The task:
Find the word "that" in the listing; pull out each line holding it.

Extracted records:

_ _ _

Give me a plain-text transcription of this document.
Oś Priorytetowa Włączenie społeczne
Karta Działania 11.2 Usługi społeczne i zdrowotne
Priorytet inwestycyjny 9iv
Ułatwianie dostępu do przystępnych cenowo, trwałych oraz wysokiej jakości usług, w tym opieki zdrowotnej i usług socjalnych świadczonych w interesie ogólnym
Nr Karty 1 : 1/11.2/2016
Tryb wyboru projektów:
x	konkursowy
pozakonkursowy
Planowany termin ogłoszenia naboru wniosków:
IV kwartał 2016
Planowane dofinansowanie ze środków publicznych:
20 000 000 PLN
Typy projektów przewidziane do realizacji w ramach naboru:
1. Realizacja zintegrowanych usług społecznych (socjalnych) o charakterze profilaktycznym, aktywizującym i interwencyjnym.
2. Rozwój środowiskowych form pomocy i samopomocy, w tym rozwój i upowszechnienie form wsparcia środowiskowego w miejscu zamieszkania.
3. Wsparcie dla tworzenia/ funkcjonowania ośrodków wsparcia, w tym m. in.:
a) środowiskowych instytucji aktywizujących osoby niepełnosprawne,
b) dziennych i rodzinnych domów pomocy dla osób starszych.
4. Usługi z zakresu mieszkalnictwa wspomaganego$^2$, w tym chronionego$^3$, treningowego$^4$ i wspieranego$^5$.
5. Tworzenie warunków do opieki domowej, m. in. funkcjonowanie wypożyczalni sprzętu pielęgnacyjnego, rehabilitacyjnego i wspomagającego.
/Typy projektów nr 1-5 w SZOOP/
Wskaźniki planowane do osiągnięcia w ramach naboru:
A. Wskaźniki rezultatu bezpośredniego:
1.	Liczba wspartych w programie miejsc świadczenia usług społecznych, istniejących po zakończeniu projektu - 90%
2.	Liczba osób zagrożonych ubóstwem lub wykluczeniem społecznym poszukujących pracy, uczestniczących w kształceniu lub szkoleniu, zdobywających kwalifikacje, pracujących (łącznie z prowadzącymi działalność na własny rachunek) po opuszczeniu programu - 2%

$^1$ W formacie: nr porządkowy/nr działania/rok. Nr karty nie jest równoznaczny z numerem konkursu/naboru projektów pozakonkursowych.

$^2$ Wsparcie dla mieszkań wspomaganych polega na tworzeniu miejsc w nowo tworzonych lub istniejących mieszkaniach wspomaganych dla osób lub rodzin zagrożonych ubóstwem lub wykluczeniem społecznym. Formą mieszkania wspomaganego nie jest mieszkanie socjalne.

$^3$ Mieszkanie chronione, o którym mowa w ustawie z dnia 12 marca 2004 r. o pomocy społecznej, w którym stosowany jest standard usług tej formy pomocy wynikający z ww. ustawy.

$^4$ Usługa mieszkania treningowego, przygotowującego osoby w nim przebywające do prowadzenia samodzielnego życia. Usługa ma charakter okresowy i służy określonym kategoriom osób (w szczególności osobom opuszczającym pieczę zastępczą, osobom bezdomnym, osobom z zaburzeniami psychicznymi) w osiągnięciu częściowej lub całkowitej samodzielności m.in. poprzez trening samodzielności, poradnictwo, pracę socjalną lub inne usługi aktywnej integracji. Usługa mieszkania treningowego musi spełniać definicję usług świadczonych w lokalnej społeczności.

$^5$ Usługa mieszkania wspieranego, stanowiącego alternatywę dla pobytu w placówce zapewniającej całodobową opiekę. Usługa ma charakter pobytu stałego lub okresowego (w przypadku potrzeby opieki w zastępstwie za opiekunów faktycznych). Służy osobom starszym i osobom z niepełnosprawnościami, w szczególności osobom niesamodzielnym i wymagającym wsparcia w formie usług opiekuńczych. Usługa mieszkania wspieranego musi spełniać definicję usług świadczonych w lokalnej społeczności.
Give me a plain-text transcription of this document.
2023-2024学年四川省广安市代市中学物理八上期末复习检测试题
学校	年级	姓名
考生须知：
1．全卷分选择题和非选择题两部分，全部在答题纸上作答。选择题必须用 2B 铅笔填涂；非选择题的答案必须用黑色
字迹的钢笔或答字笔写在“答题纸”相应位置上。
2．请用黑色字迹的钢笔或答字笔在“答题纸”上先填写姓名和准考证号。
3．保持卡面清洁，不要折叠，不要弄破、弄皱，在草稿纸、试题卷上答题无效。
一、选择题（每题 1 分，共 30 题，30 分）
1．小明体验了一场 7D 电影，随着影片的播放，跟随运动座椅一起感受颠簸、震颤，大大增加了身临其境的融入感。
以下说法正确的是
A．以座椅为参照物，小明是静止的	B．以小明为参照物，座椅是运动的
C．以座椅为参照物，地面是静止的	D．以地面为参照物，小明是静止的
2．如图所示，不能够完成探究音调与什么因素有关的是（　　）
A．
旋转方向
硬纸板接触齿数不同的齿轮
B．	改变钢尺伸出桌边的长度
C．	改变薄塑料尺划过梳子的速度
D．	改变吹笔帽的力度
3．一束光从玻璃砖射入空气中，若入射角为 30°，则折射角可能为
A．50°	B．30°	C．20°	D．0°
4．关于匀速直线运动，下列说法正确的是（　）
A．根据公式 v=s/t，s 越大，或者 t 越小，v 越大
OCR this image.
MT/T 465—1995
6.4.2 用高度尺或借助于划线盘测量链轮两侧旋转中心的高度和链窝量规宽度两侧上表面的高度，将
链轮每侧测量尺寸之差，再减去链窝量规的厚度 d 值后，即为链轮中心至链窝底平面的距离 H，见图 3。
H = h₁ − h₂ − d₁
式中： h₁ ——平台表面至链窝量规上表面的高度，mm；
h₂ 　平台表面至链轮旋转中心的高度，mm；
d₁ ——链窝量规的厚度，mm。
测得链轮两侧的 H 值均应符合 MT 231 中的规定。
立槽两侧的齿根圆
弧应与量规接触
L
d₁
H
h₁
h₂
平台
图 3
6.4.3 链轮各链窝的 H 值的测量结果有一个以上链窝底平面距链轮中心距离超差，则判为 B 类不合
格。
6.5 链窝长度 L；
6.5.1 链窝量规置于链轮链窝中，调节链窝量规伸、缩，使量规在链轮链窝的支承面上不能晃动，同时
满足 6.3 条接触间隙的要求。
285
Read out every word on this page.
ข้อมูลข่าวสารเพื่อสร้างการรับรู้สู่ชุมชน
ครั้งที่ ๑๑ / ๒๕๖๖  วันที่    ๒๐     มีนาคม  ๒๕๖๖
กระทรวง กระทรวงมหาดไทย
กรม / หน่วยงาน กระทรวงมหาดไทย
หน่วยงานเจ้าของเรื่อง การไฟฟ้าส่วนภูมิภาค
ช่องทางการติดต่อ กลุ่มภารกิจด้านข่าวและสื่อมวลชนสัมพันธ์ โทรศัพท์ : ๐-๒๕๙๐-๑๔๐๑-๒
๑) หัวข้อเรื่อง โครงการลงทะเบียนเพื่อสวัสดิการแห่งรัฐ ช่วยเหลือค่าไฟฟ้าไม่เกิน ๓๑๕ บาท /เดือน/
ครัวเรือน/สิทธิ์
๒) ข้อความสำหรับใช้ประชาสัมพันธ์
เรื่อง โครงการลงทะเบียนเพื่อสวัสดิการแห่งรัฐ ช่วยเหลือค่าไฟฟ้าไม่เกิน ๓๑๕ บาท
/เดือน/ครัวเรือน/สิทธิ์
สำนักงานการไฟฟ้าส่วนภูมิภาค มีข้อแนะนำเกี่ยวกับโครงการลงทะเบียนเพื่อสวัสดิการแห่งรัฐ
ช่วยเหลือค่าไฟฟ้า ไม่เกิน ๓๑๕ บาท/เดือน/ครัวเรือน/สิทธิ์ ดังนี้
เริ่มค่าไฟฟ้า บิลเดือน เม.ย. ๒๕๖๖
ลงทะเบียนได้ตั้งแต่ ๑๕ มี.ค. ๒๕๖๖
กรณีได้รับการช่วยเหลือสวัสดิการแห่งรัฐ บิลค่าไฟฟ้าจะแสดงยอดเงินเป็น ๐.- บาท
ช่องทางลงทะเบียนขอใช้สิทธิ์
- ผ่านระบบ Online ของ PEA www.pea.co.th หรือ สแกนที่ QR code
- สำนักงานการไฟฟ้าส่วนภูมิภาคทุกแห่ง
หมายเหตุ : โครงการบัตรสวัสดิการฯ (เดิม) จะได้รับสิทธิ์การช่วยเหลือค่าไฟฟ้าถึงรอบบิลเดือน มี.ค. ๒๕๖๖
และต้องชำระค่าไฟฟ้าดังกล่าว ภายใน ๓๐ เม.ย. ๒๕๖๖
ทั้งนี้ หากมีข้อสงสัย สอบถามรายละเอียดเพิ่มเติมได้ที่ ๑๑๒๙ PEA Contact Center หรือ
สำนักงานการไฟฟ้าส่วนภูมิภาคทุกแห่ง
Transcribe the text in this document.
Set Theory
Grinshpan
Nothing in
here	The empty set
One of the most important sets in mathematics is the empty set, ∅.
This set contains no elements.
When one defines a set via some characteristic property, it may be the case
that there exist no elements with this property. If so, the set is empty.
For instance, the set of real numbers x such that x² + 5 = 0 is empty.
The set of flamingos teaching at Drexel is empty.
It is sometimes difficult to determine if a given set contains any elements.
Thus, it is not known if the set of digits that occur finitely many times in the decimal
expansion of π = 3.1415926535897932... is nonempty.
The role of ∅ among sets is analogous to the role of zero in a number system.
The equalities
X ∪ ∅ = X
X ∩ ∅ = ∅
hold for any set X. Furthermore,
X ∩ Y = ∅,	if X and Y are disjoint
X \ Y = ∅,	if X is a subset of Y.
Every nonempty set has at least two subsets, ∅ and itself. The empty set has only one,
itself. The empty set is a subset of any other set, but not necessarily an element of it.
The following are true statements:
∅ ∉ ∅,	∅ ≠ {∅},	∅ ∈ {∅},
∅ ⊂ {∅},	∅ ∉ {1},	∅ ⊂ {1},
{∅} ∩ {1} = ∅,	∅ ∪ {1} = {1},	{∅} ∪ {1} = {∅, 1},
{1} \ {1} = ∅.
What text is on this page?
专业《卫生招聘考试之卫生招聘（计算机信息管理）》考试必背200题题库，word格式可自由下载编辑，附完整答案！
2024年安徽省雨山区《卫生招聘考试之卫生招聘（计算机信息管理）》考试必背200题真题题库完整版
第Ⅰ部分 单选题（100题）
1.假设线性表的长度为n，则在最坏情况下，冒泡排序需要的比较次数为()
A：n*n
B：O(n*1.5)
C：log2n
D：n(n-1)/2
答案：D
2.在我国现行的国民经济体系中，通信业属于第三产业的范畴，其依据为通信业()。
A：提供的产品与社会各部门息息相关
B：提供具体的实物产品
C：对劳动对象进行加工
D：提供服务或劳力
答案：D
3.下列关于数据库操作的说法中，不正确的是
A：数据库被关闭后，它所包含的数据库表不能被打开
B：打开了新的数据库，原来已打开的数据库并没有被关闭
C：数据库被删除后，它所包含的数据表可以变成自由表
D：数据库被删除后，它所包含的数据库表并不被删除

_ _ _

The reply:
that there exist no elements with this property. If so, the set is empty.
For instance, the set of real numbers x such that x² + 5 = 0 is empty.
Thus, it is not known if the set of digits that occur finitely many times in the decimal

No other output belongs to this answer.